— Start of THE RECORDS —
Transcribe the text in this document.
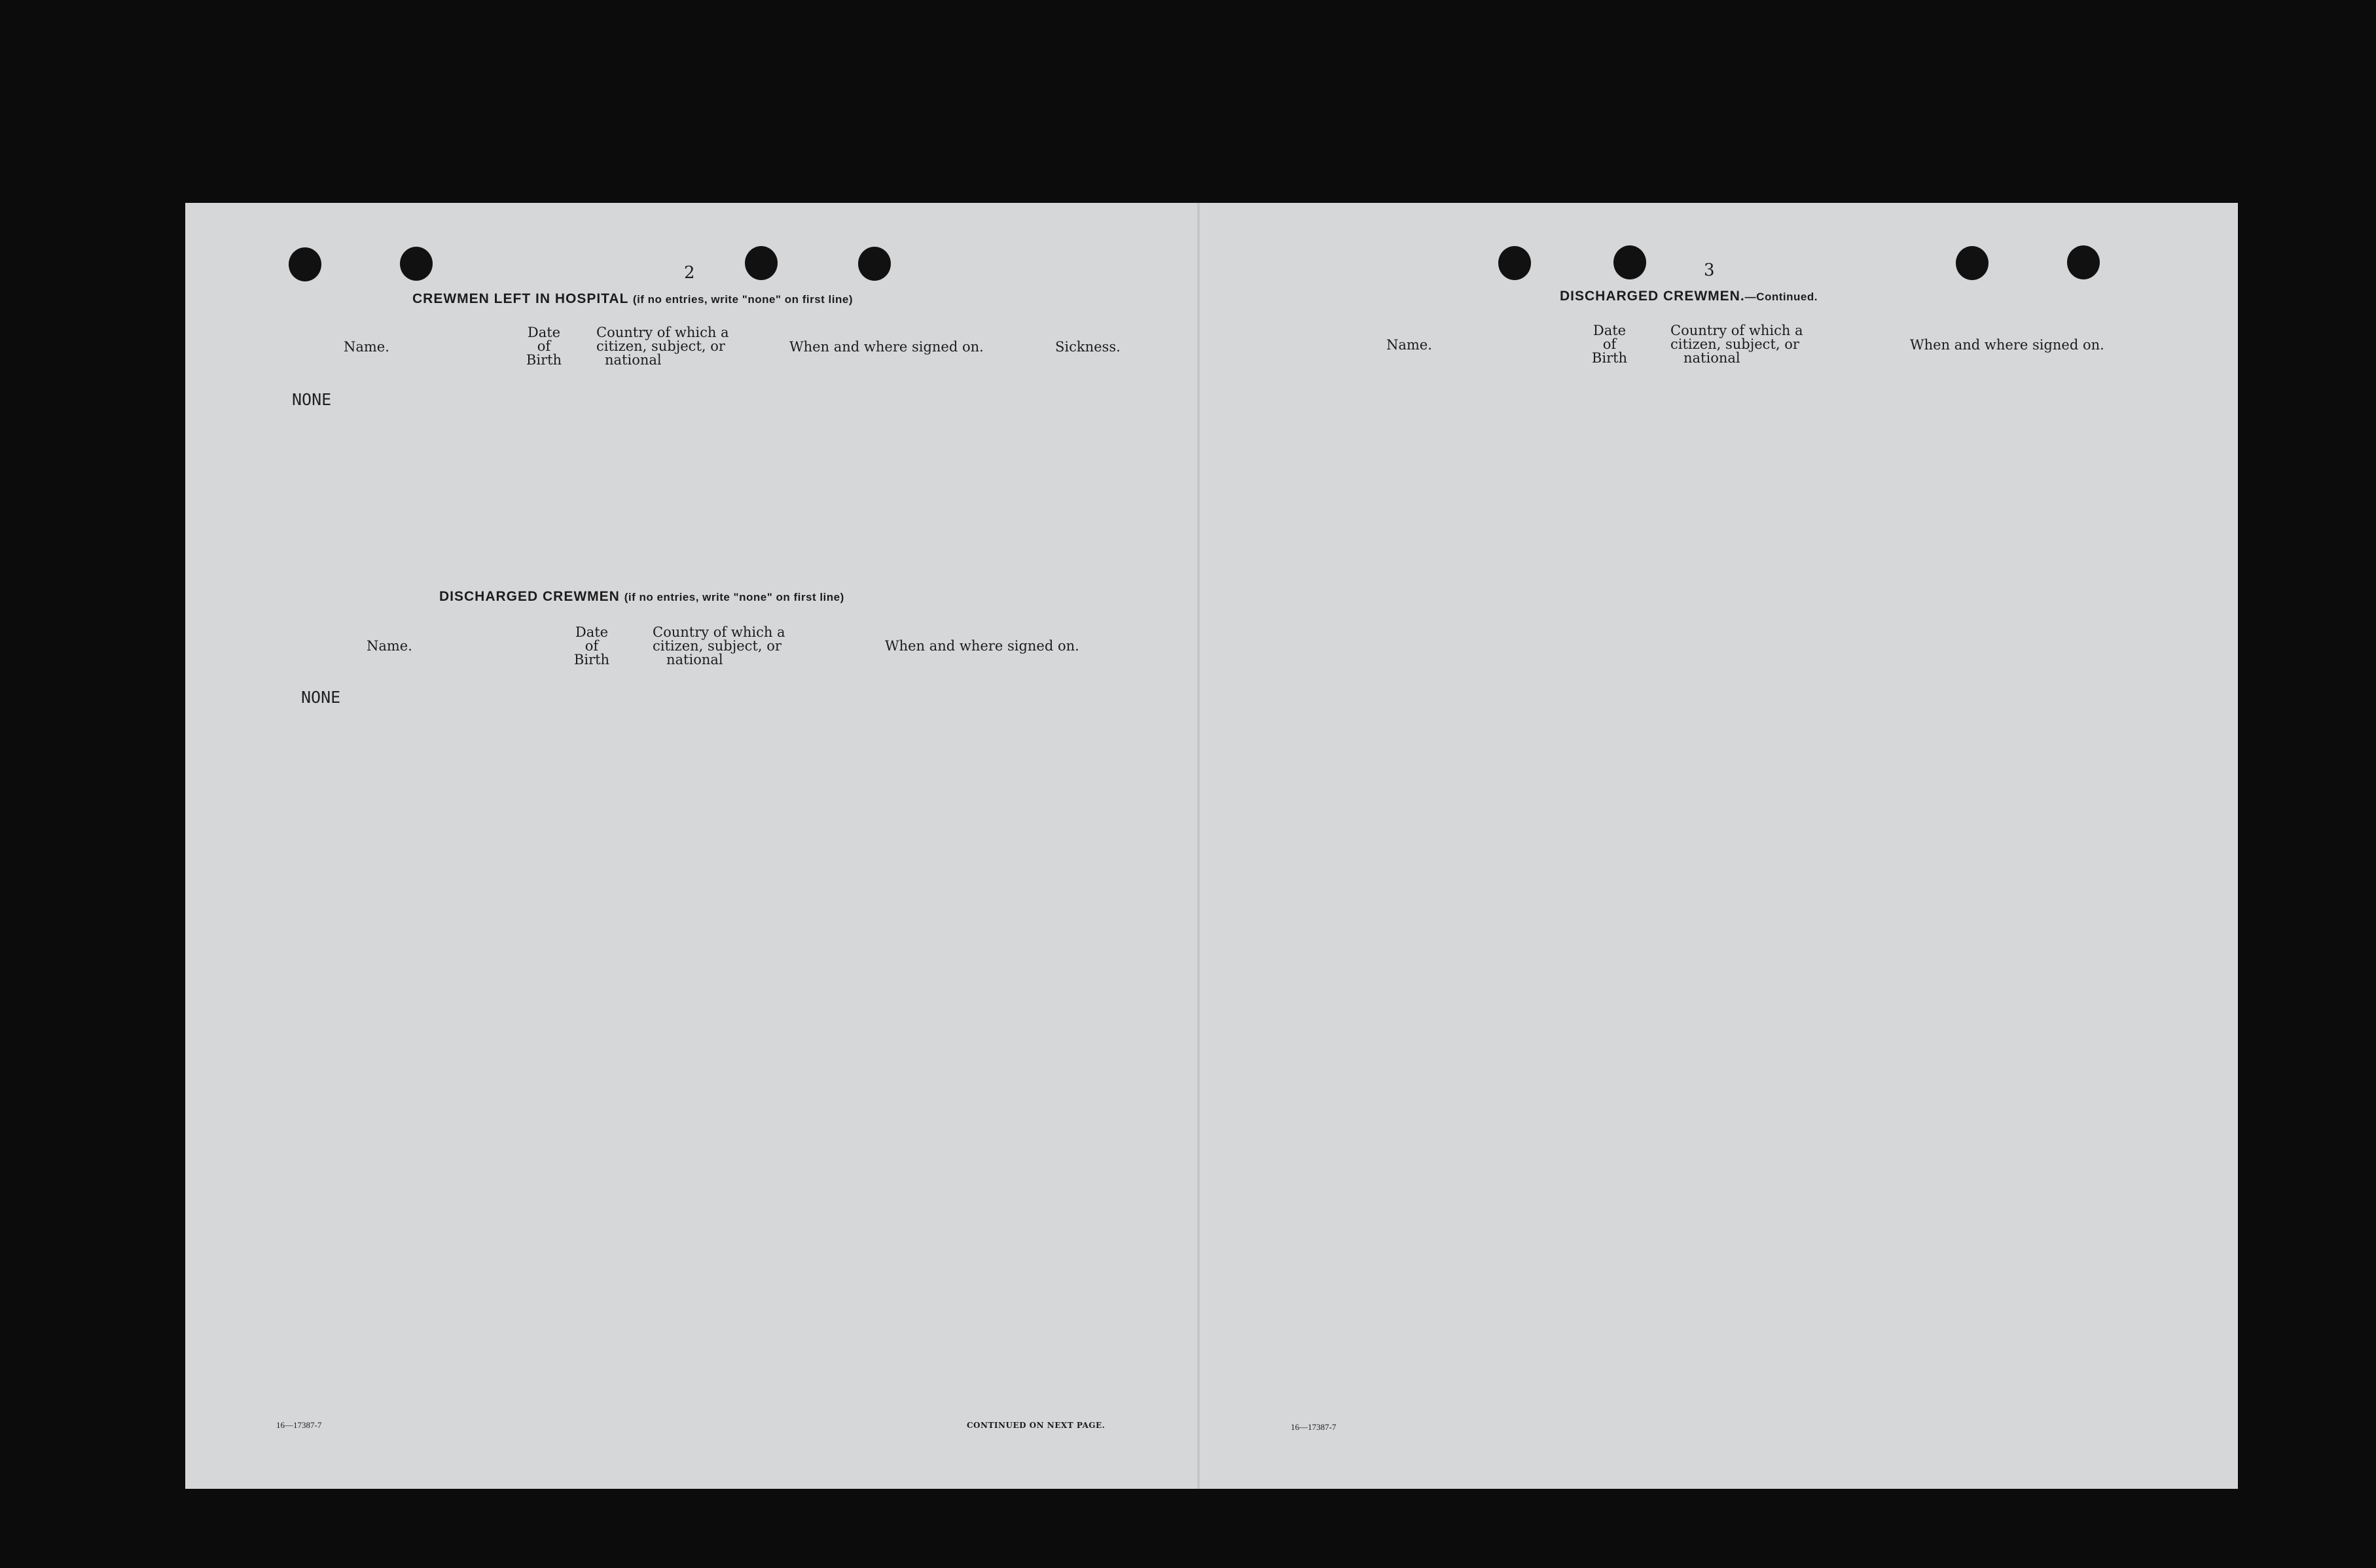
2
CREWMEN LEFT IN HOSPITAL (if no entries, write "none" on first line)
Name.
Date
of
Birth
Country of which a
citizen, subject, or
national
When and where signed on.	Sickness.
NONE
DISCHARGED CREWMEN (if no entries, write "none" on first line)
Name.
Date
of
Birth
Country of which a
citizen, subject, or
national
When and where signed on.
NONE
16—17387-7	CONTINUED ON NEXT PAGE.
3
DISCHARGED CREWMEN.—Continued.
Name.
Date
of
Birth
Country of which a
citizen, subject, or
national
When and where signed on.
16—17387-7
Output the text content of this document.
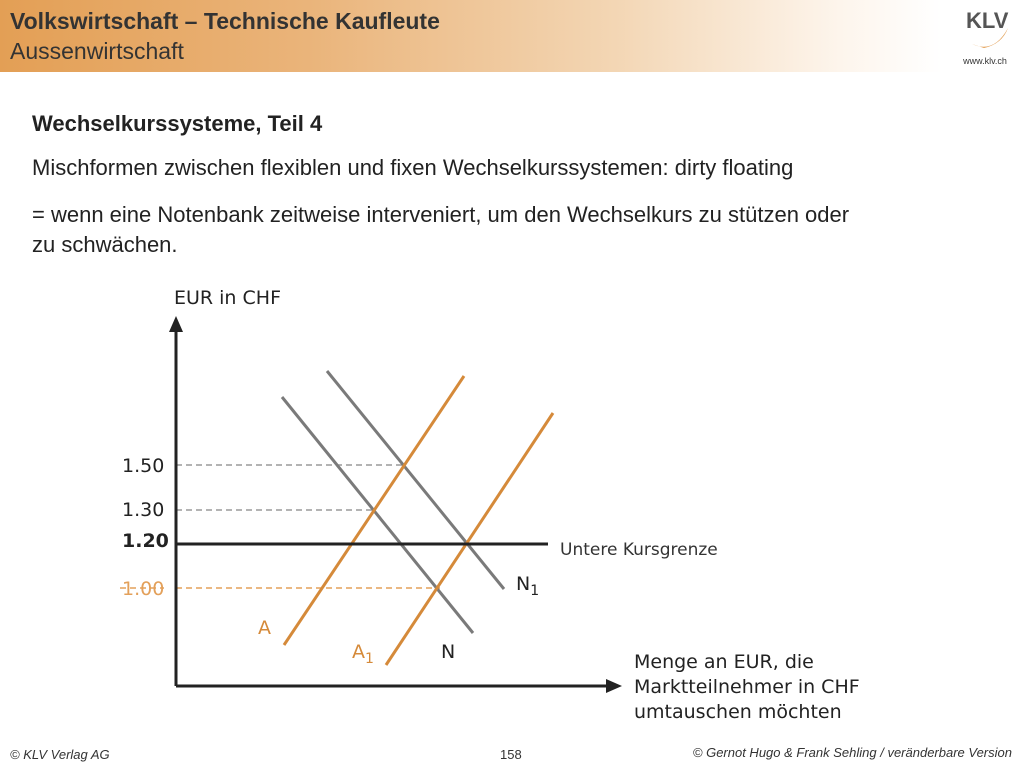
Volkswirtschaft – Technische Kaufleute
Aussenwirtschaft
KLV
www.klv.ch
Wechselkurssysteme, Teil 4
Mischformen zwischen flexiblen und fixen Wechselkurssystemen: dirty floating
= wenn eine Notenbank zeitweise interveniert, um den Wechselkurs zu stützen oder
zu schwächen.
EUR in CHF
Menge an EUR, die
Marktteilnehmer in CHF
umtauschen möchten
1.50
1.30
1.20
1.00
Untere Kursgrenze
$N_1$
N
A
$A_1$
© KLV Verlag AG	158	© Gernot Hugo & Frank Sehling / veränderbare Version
— End of THE RECORDS —
REQUIREMENTS: From the data above, write out everything exactly except the pictures.

WRITTEN ANSWER:
Transcribe the text in this document.
2
CREWMEN LEFT IN HOSPITAL (if no entries, write "none" on first line)
Name.
Date
of
Birth
Country of which a
citizen, subject, or
national
When and where signed on.	Sickness.
NONE
DISCHARGED CREWMEN (if no entries, write "none" on first line)
Name.
Date
of
Birth
Country of which a
citizen, subject, or
national
When and where signed on.
NONE
16—17387-7	CONTINUED ON NEXT PAGE.
3
DISCHARGED CREWMEN.—Continued.
Name.
Date
of
Birth
Country of which a
citizen, subject, or
national
When and where signed on.
16—17387-7
Output the text content of this document.
Volkswirtschaft – Technische Kaufleute
Aussenwirtschaft
KLV
www.klv.ch
Wechselkurssysteme, Teil 4
Mischformen zwischen flexiblen und fixen Wechselkurssystemen: dirty floating
= wenn eine Notenbank zeitweise interveniert, um den Wechselkurs zu stützen oder
zu schwächen.
EUR in CHF
Menge an EUR, die
Marktteilnehmer in CHF
umtauschen möchten
1.50
1.30
1.20
1.00
Untere Kursgrenze
$N_1$
N
A
$A_1$
© KLV Verlag AG	158	© Gernot Hugo & Frank Sehling / veränderbare Version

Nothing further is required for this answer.